» Exercise instructions
Rewrite the rows from the first one through the line containing "boolean-icon[interactable]: ◐ (6, 460, 30, 484)", inclusive, substituting "clickable" for every "interactable" and leaving all else unchanged.

» Recorded data

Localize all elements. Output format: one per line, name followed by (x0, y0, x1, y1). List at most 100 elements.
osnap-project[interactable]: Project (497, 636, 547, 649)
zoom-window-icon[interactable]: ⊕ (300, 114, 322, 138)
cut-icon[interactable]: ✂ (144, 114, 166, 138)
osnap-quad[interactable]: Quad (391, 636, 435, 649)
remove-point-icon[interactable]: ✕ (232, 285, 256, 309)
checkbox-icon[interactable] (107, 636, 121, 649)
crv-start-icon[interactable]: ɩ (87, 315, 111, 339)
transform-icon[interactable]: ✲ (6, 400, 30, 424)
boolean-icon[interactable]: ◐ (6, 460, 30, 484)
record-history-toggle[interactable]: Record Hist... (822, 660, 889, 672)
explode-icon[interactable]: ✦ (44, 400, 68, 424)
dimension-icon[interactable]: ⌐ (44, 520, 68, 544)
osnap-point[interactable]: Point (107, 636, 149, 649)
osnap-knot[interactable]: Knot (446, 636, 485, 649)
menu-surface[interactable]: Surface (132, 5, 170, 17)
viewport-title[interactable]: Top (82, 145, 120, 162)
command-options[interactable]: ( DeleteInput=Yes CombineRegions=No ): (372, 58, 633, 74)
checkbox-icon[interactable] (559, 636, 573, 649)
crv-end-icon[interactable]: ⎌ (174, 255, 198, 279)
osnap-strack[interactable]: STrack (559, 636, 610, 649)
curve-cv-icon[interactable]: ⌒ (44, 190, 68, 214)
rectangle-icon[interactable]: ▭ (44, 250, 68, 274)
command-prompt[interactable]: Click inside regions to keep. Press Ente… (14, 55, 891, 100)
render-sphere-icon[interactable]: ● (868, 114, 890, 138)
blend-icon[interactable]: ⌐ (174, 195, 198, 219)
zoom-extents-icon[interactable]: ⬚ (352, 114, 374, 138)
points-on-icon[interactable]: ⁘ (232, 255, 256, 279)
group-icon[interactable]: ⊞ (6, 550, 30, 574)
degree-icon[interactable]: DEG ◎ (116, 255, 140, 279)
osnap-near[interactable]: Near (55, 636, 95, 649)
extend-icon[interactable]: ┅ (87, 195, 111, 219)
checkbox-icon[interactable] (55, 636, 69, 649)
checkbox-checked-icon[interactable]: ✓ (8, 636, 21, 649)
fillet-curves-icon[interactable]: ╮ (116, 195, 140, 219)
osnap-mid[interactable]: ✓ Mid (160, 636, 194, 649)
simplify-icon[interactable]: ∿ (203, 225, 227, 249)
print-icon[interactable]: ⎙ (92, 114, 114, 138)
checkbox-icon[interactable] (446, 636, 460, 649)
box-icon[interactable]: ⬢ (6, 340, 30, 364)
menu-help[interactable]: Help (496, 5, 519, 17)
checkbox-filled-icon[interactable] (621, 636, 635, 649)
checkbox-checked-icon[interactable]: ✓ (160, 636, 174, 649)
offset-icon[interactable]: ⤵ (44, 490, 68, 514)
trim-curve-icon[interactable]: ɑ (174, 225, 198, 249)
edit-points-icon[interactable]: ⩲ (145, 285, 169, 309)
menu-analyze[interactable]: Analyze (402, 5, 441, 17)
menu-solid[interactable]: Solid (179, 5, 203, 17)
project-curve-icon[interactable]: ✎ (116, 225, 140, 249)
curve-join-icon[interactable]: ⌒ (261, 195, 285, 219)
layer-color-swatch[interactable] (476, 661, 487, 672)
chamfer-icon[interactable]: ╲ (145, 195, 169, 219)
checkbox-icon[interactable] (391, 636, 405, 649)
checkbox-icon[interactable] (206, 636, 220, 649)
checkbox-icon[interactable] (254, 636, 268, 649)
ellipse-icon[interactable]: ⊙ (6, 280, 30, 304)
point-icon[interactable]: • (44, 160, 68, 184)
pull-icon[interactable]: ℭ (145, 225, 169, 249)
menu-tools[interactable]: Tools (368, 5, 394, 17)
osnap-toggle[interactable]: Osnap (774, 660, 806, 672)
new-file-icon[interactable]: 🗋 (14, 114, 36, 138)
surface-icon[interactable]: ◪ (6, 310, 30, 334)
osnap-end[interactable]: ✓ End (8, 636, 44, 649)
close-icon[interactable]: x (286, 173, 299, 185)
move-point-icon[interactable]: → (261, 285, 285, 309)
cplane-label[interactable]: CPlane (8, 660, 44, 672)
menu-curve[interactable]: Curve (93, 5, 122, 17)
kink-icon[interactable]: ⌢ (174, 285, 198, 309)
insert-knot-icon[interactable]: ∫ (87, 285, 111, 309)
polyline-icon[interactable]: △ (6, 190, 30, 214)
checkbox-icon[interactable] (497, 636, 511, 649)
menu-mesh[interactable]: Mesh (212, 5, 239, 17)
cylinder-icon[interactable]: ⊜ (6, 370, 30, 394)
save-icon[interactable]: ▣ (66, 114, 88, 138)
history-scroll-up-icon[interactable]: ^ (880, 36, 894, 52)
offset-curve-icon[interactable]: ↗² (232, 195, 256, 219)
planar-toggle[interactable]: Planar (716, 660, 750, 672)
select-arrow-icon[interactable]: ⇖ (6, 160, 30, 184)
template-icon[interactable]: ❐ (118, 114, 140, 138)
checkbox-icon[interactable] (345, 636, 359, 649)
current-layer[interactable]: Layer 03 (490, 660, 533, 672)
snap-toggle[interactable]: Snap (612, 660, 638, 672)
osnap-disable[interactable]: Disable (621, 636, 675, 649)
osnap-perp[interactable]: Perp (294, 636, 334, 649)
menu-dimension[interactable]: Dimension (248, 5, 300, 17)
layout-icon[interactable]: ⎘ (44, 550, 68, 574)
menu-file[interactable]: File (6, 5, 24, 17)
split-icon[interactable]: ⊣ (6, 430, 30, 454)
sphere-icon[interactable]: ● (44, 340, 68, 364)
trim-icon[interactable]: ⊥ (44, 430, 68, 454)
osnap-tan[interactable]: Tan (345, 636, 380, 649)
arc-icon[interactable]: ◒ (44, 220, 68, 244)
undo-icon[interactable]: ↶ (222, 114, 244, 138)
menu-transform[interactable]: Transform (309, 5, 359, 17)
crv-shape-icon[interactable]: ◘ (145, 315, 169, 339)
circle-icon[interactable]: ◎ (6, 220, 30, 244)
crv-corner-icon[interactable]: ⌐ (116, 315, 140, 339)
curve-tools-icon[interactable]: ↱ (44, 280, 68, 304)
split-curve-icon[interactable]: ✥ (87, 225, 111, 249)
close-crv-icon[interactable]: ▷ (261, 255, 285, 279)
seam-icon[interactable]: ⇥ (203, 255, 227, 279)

» Finished exercise
Localize all elements. Output format: one per line, name followed by (x0, y0, x1, y1). List at most 100 elements.
osnap-project[clickable]: Project (497, 636, 547, 649)
zoom-window-icon[clickable]: ⊕ (300, 114, 322, 138)
cut-icon[clickable]: ✂ (144, 114, 166, 138)
osnap-quad[clickable]: Quad (391, 636, 435, 649)
remove-point-icon[clickable]: ✕ (232, 285, 256, 309)
checkbox-icon[clickable] (107, 636, 121, 649)
crv-start-icon[clickable]: ɩ (87, 315, 111, 339)
transform-icon[clickable]: ✲ (6, 400, 30, 424)
boolean-icon[clickable]: ◐ (6, 460, 30, 484)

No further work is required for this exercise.